AIM »
Search the listing for the string "экономики" and copy every line that contains it.

[Entries taken from a collection]
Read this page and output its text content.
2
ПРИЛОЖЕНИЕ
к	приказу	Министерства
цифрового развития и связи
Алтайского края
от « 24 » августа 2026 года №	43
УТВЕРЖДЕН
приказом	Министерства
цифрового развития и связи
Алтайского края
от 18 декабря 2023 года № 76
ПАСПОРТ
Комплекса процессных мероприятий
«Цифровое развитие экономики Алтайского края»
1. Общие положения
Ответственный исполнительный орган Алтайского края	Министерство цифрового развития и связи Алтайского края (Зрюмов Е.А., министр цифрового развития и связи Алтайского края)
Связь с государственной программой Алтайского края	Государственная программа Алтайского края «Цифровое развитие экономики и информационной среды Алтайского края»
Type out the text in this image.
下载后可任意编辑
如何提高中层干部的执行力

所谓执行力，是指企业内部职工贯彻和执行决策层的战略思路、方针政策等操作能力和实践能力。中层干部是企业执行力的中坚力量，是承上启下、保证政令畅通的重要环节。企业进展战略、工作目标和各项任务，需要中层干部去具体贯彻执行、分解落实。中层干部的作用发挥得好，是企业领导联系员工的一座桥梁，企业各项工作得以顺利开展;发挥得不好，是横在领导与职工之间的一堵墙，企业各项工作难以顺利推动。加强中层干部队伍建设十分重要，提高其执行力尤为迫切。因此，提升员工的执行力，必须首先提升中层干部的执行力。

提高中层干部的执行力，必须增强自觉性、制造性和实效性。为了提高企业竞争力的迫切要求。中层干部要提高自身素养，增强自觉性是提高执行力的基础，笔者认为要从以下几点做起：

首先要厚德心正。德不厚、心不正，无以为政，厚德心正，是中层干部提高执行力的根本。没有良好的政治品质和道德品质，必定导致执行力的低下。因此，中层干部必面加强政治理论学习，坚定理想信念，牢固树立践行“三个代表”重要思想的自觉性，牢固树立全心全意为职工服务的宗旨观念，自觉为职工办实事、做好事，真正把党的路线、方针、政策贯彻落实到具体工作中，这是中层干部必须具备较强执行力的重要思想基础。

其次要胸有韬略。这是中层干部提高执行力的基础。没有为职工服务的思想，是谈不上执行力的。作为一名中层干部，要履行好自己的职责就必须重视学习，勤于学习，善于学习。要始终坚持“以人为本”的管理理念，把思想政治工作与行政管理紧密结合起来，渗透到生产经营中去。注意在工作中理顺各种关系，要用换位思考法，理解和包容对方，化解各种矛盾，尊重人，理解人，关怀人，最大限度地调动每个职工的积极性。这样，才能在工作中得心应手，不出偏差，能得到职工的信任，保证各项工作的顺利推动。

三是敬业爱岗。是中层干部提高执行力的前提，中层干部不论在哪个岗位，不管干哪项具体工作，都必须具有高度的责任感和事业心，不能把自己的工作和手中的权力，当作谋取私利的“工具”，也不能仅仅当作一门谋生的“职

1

REPLY »
«Цифровое развитие экономики Алтайского края»
Связь с государственной программой Алтайского края	Государственная программа Алтайского края «Цифровое развитие экономики и информационной среды Алтайского края»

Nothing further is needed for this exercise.